→ **YOUR INSTRUCTIONS**:
Reproduce verbatim the entries between the line holding "target-cell: 10.0% — [673, 769, 726, 788]" and the line holding "monthly-payments-cell: 412 —", inclusive.

→ **RAW RECORDS**:
================

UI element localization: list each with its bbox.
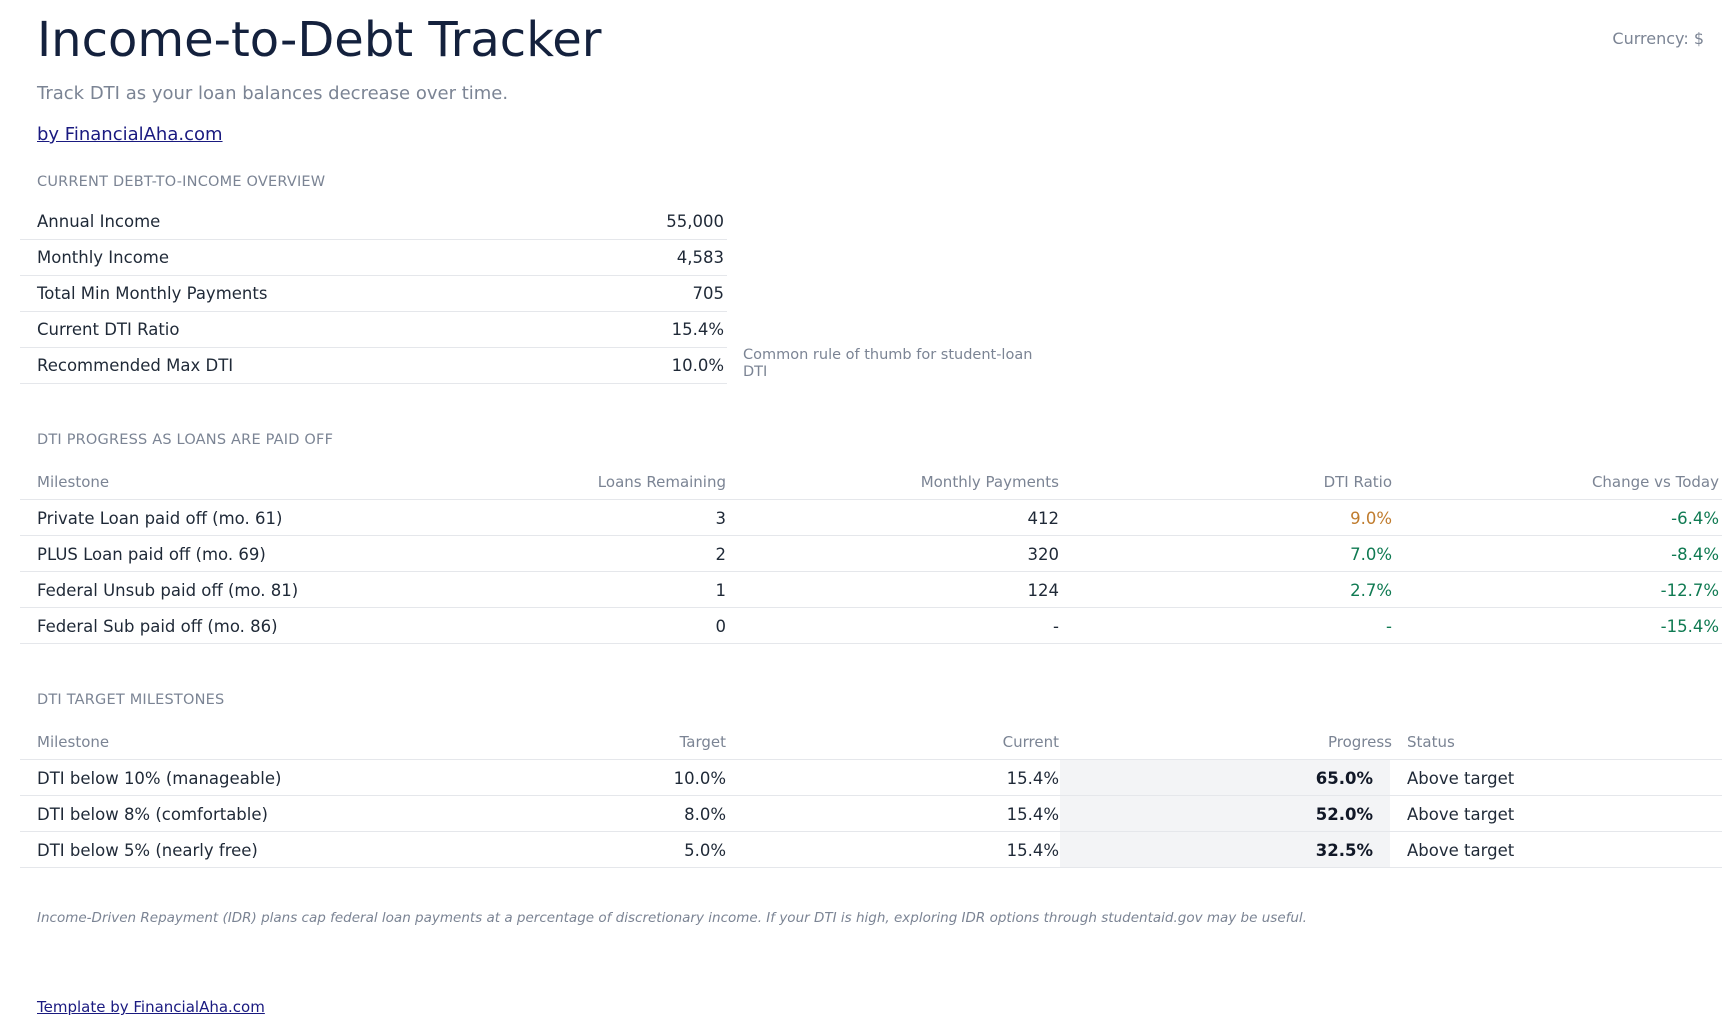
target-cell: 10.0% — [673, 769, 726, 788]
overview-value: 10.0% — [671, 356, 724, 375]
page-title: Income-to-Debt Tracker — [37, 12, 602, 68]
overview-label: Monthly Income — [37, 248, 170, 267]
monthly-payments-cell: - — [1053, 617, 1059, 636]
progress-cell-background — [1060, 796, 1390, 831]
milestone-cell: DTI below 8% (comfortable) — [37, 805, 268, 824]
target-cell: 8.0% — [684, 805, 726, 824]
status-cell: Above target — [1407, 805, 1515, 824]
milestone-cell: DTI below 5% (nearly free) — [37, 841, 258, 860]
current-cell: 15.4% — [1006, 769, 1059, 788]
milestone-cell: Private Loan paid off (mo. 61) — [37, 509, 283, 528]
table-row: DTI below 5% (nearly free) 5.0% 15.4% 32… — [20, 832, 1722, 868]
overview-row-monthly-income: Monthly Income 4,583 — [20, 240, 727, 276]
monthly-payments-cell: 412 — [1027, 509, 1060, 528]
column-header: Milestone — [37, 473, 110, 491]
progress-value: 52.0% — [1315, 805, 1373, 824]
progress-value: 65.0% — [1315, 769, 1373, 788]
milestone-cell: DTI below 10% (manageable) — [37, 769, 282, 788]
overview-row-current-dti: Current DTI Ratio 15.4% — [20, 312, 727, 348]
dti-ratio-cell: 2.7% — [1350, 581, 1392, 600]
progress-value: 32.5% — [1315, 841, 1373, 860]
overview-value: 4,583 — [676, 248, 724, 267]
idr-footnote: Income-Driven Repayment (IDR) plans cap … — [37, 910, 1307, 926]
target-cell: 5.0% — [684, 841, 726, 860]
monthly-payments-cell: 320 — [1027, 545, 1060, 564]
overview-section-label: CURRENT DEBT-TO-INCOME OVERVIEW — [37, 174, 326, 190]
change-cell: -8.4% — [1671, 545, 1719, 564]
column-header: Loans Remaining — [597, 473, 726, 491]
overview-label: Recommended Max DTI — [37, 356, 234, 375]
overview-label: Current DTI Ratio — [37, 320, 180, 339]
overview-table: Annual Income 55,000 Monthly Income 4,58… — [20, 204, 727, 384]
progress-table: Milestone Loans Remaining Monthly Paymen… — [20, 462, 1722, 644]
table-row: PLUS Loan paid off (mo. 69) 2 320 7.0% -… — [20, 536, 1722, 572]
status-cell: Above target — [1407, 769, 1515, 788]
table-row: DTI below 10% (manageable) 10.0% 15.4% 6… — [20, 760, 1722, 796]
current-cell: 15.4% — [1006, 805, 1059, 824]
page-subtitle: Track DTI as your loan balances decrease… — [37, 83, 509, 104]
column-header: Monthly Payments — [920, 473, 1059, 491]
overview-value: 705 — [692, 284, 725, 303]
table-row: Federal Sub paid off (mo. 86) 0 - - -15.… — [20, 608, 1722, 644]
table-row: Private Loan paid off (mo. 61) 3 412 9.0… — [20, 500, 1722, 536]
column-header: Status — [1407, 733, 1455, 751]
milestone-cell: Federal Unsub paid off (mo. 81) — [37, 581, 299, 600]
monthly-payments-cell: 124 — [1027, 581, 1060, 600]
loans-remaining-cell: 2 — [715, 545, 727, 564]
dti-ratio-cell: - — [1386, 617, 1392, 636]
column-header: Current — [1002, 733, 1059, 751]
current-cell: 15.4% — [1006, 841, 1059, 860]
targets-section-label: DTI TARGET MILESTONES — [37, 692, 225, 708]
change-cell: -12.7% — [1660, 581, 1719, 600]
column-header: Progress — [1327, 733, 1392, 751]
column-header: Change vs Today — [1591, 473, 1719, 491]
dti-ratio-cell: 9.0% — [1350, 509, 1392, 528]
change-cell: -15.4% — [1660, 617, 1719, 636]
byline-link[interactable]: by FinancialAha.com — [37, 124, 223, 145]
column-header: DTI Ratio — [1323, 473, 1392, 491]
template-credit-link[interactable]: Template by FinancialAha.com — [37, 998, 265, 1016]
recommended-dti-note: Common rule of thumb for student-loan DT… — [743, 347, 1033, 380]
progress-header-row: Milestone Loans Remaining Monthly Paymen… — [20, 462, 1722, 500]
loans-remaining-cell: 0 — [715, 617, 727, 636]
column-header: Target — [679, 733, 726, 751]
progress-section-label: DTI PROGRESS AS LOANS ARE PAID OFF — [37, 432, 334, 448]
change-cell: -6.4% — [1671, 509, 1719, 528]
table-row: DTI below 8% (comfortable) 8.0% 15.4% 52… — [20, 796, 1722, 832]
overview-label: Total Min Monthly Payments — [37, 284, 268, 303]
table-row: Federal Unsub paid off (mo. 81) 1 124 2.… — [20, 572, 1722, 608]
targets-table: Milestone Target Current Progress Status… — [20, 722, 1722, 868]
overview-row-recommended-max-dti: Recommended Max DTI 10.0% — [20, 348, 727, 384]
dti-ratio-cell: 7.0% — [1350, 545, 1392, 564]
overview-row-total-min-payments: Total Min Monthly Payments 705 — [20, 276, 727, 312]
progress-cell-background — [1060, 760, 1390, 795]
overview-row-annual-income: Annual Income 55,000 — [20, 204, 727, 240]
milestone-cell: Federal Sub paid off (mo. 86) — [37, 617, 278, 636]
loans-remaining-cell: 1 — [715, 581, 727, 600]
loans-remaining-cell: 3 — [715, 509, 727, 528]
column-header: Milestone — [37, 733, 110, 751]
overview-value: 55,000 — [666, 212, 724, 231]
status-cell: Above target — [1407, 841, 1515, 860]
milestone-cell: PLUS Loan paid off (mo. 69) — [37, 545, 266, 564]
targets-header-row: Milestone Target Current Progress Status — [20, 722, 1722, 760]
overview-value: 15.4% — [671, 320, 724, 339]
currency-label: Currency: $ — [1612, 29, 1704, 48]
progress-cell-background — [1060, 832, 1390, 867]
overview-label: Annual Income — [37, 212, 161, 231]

================

→ **ANSWER TO THIS TASK**:
target-cell: 10.0% — [673, 769, 726, 788]
overview-value: 10.0% — [671, 356, 724, 375]
page-title: Income-to-Debt Tracker — [37, 12, 602, 68]
overview-label: Monthly Income — [37, 248, 170, 267]
monthly-payments-cell: - — [1053, 617, 1059, 636]
progress-cell-background — [1060, 796, 1390, 831]
milestone-cell: DTI below 8% (comfortable) — [37, 805, 268, 824]
target-cell: 8.0% — [684, 805, 726, 824]
status-cell: Above target — [1407, 805, 1515, 824]
milestone-cell: DTI below 5% (nearly free) — [37, 841, 258, 860]
current-cell: 15.4% — [1006, 769, 1059, 788]
milestone-cell: Private Loan paid off (mo. 61) — [37, 509, 283, 528]
table-row: DTI below 5% (nearly free) 5.0% 15.4% 32… — [20, 832, 1722, 868]
overview-row-monthly-income: Monthly Income 4,583 — [20, 240, 727, 276]
monthly-payments-cell: 412 — [1027, 509, 1060, 528]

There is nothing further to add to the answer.